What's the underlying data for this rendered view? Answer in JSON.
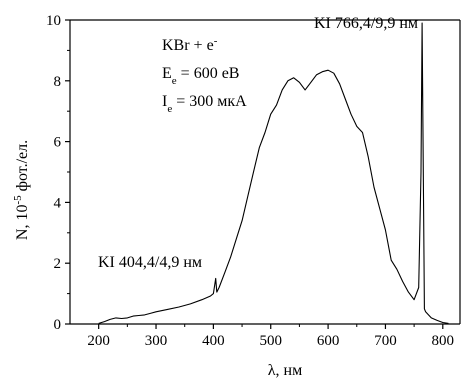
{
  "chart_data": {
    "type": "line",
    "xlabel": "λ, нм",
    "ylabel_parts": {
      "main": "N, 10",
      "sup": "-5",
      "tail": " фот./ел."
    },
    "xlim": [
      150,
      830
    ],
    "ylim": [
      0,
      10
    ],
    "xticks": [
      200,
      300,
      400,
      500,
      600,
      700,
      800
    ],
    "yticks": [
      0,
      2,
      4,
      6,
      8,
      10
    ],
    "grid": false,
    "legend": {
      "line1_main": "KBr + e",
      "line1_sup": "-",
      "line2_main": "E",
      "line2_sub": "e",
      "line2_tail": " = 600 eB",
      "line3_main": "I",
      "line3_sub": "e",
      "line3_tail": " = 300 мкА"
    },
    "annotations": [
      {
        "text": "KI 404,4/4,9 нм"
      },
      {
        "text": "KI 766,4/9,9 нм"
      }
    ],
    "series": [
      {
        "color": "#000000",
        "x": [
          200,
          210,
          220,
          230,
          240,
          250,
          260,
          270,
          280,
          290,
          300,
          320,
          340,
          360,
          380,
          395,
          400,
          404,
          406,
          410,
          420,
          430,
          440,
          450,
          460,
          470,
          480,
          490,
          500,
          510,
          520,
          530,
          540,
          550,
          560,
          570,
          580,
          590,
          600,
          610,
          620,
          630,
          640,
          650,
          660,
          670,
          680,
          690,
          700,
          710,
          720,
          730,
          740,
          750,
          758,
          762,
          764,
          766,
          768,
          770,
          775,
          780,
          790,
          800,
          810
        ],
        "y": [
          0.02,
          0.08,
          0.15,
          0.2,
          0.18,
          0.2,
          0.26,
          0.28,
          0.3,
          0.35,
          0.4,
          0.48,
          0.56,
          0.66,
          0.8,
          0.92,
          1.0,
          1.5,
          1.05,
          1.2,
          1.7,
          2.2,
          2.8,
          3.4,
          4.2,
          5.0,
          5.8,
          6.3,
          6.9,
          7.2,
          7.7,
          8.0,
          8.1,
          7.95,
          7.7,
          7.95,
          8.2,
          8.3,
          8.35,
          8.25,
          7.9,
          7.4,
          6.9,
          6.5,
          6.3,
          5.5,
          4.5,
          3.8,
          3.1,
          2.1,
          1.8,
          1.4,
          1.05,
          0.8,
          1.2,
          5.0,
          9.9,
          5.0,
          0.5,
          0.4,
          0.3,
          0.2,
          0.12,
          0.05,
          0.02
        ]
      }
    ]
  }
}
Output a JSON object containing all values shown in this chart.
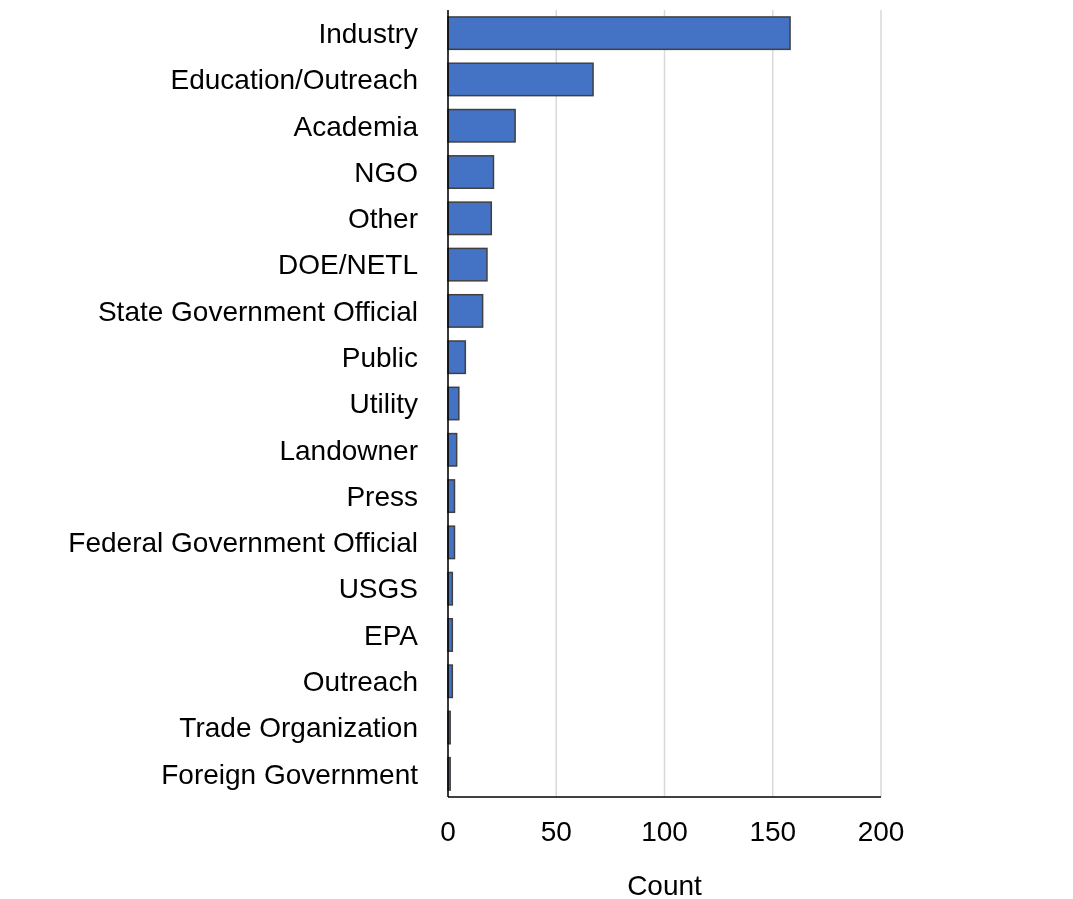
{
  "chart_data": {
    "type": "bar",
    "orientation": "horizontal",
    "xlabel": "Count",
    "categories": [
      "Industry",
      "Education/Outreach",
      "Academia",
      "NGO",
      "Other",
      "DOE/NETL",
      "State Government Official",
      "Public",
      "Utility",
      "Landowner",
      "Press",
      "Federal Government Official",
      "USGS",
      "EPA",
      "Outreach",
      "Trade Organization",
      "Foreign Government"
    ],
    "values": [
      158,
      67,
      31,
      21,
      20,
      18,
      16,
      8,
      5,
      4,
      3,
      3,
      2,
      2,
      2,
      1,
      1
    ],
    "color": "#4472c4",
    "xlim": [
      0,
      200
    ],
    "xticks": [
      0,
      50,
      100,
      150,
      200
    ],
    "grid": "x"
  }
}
------------------------------
Task goal. Print the entries above exactly, taking out only the pictures.

Worked answer.
What's the underlying data for this rendered view? Answer in JSON.
{
  "chart_data": {
    "type": "line",
    "xlabel": "λ, нм",
    "ylabel_parts": {
      "main": "N, 10",
      "sup": "-5",
      "tail": " фот./ел."
    },
    "xlim": [
      150,
      830
    ],
    "ylim": [
      0,
      10
    ],
    "xticks": [
      200,
      300,
      400,
      500,
      600,
      700,
      800
    ],
    "yticks": [
      0,
      2,
      4,
      6,
      8,
      10
    ],
    "grid": false,
    "legend": {
      "line1_main": "KBr + e",
      "line1_sup": "-",
      "line2_main": "E",
      "line2_sub": "e",
      "line2_tail": " = 600 eB",
      "line3_main": "I",
      "line3_sub": "e",
      "line3_tail": " = 300 мкА"
    },
    "annotations": [
      {
        "text": "KI 404,4/4,9 нм"
      },
      {
        "text": "KI 766,4/9,9 нм"
      }
    ],
    "series": [
      {
        "color": "#000000",
        "x": [
          200,
          210,
          220,
          230,
          240,
          250,
          260,
          270,
          280,
          290,
          300,
          320,
          340,
          360,
          380,
          395,
          400,
          404,
          406,
          410,
          420,
          430,
          440,
          450,
          460,
          470,
          480,
          490,
          500,
          510,
          520,
          530,
          540,
          550,
          560,
          570,
          580,
          590,
          600,
          610,
          620,
          630,
          640,
          650,
          660,
          670,
          680,
          690,
          700,
          710,
          720,
          730,
          740,
          750,
          758,
          762,
          764,
          766,
          768,
          770,
          775,
          780,
          790,
          800,
          810
        ],
        "y": [
          0.02,
          0.08,
          0.15,
          0.2,
          0.18,
          0.2,
          0.26,
          0.28,
          0.3,
          0.35,
          0.4,
          0.48,
          0.56,
          0.66,
          0.8,
          0.92,
          1.0,
          1.5,
          1.05,
          1.2,
          1.7,
          2.2,
          2.8,
          3.4,
          4.2,
          5.0,
          5.8,
          6.3,
          6.9,
          7.2,
          7.7,
          8.0,
          8.1,
          7.95,
          7.7,
          7.95,
          8.2,
          8.3,
          8.35,
          8.25,
          7.9,
          7.4,
          6.9,
          6.5,
          6.3,
          5.5,
          4.5,
          3.8,
          3.1,
          2.1,
          1.8,
          1.4,
          1.05,
          0.8,
          1.2,
          5.0,
          9.9,
          5.0,
          0.5,
          0.4,
          0.3,
          0.2,
          0.12,
          0.05,
          0.02
        ]
      }
    ]
  }
}
Output a JSON object containing all values shown in this chart.
{
  "chart_data": {
    "type": "bar",
    "orientation": "horizontal",
    "xlabel": "Count",
    "categories": [
      "Industry",
      "Education/Outreach",
      "Academia",
      "NGO",
      "Other",
      "DOE/NETL",
      "State Government Official",
      "Public",
      "Utility",
      "Landowner",
      "Press",
      "Federal Government Official",
      "USGS",
      "EPA",
      "Outreach",
      "Trade Organization",
      "Foreign Government"
    ],
    "values": [
      158,
      67,
      31,
      21,
      20,
      18,
      16,
      8,
      5,
      4,
      3,
      3,
      2,
      2,
      2,
      1,
      1
    ],
    "color": "#4472c4",
    "xlim": [
      0,
      200
    ],
    "xticks": [
      0,
      50,
      100,
      150,
      200
    ],
    "grid": "x"
  }
}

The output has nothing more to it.